+++ Provided entries +++
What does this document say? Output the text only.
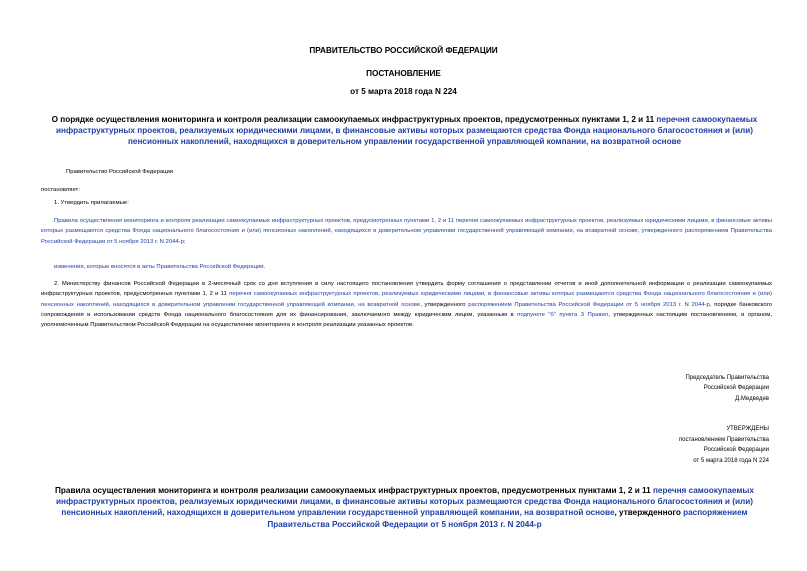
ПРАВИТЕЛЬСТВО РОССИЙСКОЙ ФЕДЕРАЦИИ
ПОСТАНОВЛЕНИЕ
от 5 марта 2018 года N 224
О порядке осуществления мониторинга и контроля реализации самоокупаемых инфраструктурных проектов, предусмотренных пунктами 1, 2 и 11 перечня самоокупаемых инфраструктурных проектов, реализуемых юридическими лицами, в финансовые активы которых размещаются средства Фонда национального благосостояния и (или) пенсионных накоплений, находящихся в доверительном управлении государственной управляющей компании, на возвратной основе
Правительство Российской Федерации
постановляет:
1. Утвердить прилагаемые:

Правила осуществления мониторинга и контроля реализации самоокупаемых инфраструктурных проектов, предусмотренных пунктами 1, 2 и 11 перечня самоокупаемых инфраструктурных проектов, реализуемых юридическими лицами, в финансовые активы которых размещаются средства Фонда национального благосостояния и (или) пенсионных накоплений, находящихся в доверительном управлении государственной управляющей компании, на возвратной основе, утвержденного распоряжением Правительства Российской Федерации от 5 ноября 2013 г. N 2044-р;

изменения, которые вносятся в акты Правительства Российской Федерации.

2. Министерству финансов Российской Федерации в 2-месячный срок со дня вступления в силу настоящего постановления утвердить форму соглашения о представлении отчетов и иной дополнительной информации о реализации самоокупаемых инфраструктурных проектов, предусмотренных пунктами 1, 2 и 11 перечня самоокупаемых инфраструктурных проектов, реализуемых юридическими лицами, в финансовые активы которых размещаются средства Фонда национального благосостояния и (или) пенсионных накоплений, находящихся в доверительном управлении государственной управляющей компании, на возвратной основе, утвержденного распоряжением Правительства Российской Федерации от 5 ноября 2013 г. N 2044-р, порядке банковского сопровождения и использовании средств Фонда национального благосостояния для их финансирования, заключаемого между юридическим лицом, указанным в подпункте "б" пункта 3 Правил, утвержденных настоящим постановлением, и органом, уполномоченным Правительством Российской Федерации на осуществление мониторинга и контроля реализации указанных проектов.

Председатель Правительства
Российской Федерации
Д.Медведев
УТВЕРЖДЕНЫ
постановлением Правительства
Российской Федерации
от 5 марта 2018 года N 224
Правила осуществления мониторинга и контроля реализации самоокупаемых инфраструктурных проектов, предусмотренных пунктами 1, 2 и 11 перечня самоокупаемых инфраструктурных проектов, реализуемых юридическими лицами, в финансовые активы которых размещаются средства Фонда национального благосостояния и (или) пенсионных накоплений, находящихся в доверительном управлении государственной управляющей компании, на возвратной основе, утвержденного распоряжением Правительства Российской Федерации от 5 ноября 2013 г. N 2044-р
+++
◆ What is asked
Pictures stay out; reproduce every line of the records exactly.

◆ Answer to this task
What does this document say? Output the text only.
ПРАВИТЕЛЬСТВО РОССИЙСКОЙ ФЕДЕРАЦИИ
ПОСТАНОВЛЕНИЕ
от 5 марта 2018 года N 224
О порядке осуществления мониторинга и контроля реализации самоокупаемых инфраструктурных проектов, предусмотренных пунктами 1, 2 и 11 перечня самоокупаемых инфраструктурных проектов, реализуемых юридическими лицами, в финансовые активы которых размещаются средства Фонда национального благосостояния и (или) пенсионных накоплений, находящихся в доверительном управлении государственной управляющей компании, на возвратной основе
Правительство Российской Федерации
постановляет:
1. Утвердить прилагаемые:

Правила осуществления мониторинга и контроля реализации самоокупаемых инфраструктурных проектов, предусмотренных пунктами 1, 2 и 11 перечня самоокупаемых инфраструктурных проектов, реализуемых юридическими лицами, в финансовые активы которых размещаются средства Фонда национального благосостояния и (или) пенсионных накоплений, находящихся в доверительном управлении государственной управляющей компании, на возвратной основе, утвержденного распоряжением Правительства Российской Федерации от 5 ноября 2013 г. N 2044-р;

изменения, которые вносятся в акты Правительства Российской Федерации.

2. Министерству финансов Российской Федерации в 2-месячный срок со дня вступления в силу настоящего постановления утвердить форму соглашения о представлении отчетов и иной дополнительной информации о реализации самоокупаемых инфраструктурных проектов, предусмотренных пунктами 1, 2 и 11 перечня самоокупаемых инфраструктурных проектов, реализуемых юридическими лицами, в финансовые активы которых размещаются средства Фонда национального благосостояния и (или) пенсионных накоплений, находящихся в доверительном управлении государственной управляющей компании, на возвратной основе, утвержденного распоряжением Правительства Российской Федерации от 5 ноября 2013 г. N 2044-р, порядке банковского сопровождения и использовании средств Фонда национального благосостояния для их финансирования, заключаемого между юридическим лицом, указанным в подпункте "б" пункта 3 Правил, утвержденных настоящим постановлением, и органом, уполномоченным Правительством Российской Федерации на осуществление мониторинга и контроля реализации указанных проектов.

Председатель Правительства
Российской Федерации
Д.Медведев
УТВЕРЖДЕНЫ
постановлением Правительства
Российской Федерации
от 5 марта 2018 года N 224
Правила осуществления мониторинга и контроля реализации самоокупаемых инфраструктурных проектов, предусмотренных пунктами 1, 2 и 11 перечня самоокупаемых инфраструктурных проектов, реализуемых юридическими лицами, в финансовые активы которых размещаются средства Фонда национального благосостояния и (или) пенсионных накоплений, находящихся в доверительном управлении государственной управляющей компании, на возвратной основе, утвержденного распоряжением Правительства Российской Федерации от 5 ноября 2013 г. N 2044-р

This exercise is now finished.